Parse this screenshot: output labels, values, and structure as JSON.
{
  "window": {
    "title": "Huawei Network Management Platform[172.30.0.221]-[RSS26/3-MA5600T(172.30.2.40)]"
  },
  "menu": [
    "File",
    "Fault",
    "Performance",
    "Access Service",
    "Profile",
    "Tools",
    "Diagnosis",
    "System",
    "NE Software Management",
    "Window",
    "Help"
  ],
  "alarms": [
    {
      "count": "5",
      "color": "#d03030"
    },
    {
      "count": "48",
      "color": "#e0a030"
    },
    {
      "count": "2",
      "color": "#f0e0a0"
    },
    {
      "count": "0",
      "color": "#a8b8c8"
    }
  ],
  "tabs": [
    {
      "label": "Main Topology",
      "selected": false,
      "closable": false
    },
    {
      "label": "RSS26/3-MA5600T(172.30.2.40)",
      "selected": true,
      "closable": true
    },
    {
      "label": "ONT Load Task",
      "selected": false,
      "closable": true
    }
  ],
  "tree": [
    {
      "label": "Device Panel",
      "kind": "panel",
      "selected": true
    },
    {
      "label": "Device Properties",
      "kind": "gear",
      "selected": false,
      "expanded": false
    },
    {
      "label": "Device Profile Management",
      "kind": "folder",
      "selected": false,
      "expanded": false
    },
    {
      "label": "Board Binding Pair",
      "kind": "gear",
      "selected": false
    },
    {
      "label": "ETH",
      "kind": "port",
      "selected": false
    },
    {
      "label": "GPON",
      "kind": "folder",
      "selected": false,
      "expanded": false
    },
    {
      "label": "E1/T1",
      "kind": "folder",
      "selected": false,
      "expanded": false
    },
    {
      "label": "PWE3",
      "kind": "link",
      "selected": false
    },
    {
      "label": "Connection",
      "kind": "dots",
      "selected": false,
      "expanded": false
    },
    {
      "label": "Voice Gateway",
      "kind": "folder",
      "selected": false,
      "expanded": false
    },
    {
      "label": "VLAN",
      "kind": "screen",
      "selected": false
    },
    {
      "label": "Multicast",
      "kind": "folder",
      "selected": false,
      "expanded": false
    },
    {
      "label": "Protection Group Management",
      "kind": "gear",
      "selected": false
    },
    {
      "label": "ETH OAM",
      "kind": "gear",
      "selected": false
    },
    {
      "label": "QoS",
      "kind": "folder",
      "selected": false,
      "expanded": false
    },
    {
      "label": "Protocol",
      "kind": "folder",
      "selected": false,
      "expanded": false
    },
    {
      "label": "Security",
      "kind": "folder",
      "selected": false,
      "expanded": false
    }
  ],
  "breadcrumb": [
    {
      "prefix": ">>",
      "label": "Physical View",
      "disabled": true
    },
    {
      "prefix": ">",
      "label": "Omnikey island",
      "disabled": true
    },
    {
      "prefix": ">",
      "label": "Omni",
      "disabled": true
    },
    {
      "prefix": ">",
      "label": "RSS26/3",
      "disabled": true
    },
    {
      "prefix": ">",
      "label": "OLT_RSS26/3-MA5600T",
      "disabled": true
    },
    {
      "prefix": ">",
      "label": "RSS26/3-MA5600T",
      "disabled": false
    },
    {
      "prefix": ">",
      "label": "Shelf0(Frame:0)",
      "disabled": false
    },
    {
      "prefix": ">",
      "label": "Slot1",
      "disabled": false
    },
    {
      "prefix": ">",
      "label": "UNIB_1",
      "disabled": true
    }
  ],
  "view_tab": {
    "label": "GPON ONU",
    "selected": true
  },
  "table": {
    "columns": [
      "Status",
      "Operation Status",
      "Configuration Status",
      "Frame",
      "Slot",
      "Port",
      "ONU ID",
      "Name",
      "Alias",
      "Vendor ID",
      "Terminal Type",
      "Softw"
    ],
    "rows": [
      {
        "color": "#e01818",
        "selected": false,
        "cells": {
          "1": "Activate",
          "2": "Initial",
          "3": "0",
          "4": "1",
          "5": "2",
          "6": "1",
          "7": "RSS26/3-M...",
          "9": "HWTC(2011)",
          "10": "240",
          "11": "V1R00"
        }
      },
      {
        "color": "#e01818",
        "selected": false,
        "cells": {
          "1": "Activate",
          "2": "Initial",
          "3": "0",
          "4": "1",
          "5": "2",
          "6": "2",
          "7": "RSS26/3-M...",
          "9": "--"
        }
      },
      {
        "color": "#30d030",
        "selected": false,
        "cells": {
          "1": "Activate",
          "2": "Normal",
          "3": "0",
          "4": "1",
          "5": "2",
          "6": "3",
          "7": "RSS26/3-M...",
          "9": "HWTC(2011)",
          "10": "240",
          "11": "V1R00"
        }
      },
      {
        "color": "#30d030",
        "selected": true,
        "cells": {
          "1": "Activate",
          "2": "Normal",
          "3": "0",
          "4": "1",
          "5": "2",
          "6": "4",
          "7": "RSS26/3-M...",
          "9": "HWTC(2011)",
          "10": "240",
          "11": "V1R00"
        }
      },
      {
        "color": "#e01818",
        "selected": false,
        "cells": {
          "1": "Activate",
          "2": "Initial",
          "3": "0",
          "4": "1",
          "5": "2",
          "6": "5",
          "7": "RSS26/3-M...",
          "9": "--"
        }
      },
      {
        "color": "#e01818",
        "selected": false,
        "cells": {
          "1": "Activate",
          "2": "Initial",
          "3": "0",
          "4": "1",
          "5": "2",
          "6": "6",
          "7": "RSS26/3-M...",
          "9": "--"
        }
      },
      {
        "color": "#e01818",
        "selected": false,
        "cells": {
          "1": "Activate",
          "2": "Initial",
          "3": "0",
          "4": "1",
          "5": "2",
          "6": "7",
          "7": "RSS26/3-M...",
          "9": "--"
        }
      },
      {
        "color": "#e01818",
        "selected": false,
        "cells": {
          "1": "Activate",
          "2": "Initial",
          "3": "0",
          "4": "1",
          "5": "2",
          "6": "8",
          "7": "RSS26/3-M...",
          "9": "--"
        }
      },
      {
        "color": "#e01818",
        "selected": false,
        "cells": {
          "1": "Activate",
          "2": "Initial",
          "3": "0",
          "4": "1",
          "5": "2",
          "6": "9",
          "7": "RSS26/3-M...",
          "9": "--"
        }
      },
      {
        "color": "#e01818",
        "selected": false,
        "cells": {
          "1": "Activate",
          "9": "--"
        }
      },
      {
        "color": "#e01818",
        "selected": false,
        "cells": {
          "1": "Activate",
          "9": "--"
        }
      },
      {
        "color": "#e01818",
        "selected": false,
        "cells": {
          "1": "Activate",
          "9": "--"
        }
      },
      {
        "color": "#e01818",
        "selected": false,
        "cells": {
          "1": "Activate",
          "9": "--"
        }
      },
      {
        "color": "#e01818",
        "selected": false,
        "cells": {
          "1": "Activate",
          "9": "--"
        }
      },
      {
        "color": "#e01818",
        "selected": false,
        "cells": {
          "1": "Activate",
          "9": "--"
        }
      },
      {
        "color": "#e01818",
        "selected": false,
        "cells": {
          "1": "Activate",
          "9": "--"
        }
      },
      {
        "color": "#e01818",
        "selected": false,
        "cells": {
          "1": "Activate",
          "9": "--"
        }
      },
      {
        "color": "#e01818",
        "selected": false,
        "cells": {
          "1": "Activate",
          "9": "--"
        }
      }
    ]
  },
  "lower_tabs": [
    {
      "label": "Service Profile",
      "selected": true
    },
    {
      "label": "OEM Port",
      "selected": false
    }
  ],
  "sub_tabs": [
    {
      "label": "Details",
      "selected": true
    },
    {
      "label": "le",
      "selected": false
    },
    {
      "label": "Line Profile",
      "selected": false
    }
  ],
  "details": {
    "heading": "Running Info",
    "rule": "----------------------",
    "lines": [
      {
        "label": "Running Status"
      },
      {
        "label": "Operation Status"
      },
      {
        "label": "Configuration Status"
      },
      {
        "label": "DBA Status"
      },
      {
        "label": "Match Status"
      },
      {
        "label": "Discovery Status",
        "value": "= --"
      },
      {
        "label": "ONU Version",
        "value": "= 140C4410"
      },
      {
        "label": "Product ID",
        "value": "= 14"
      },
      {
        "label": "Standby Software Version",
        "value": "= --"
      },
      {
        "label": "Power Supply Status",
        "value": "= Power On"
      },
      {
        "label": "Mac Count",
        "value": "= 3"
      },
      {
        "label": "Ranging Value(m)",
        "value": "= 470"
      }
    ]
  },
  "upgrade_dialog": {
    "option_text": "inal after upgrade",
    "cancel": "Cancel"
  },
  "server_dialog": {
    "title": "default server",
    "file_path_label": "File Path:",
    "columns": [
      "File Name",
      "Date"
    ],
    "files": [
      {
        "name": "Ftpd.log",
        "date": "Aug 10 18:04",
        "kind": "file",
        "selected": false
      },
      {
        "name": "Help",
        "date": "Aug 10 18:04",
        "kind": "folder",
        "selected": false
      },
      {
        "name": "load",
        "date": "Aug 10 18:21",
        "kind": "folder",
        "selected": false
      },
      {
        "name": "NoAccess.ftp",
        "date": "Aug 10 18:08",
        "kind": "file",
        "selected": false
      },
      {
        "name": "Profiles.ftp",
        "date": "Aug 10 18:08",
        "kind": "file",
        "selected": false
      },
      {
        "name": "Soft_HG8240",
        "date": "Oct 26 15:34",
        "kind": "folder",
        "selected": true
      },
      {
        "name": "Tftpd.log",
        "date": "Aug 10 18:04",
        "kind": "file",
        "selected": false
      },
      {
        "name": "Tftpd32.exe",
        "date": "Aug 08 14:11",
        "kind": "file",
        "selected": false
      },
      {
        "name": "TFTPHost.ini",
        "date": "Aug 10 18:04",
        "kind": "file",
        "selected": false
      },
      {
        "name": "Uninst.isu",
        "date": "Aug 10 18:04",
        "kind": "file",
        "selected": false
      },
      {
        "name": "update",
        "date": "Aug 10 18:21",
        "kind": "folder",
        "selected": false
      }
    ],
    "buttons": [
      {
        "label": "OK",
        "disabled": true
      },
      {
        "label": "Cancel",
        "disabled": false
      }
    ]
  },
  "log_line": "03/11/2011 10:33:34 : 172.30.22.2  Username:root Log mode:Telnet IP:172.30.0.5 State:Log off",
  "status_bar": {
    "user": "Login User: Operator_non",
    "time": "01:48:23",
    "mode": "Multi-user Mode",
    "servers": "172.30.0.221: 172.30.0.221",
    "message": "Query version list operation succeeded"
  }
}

◆ Work to complete ◆
Copy every line of the data that holds the string "Service".

◆ Task answer ◆
    "Access Service",
      "label": "Service Profile",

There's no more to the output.